EXCERPT =
[START]
The publisher and high-society aficionado Samuel Irving (S.I.) Newhouse was at the time of his death reckoned to be worth well over $9 billion. In 2014 Forbes magazine had proclaimed him the 46th richest American. A university drop-out, he learned his publishing skills from his father, Samuel Irving Newhouse.

Solomon Isadore Neuhaus was the youngest of eight sons born to poor Jewish immigrants living in a tenement in Manhattan. His wife was Mitzi (née Epstein). In 1949 Newhouse senior had established a holding company for his expanding newspaper and magazine empire, Advance Publications. Ten years later Advance purchased Condé Nast publications, whose portfolio included Vogue, Vanity Fair, the New Yorker, Glamour and House & Garden, an empire that Newhouse junior came to control.
[END]
Listings of boxed layout items:
[START]
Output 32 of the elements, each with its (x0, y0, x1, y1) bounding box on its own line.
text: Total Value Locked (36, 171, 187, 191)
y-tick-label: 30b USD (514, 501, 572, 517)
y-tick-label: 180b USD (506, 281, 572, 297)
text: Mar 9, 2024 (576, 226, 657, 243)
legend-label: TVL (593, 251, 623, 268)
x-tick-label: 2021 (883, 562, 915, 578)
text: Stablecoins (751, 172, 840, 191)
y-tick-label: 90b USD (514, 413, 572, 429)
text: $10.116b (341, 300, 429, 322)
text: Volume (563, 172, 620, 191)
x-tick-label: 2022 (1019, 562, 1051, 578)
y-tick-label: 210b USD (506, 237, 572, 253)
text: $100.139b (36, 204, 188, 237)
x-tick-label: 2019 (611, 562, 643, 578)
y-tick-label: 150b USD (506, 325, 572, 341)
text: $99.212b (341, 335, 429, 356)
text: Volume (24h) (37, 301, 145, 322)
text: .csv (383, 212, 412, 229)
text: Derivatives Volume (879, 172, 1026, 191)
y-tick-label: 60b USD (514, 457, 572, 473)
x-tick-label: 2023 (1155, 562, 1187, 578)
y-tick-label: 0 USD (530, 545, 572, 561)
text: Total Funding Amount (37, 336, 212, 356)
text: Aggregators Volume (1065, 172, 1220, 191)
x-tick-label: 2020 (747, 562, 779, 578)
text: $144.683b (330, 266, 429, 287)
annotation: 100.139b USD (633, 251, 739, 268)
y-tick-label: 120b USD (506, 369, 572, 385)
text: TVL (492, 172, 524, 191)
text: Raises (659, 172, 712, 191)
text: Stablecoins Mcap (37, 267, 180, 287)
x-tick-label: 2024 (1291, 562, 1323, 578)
[END]
WHAT IS BEING ASKED =
Could you repeat the full passage above about S.I. Newhouse, word for word?

RESULT BELOW =
The publisher and high-society aficionado Samuel Irving (S.I.) Newhouse was at the time of his death reckoned to be worth well over $9 billion. In 2014 Forbes magazine had proclaimed him the 46th richest American. A university drop-out, he learned his publishing skills from his father, Samuel Irving Newhouse.

Solomon Isadore Neuhaus was the youngest of eight sons born to poor Jewish immigrants living in a tenement in Manhattan. His wife was Mitzi (née Epstein). In 1949 Newhouse senior had established a holding company for his expanding newspaper and magazine empire, Advance Publications. Ten years later Advance purchased Condé Nast publications, whose portfolio included Vogue, Vanity Fair, the New Yorker, Glamour and House & Garden, an empire that Newhouse junior came to control.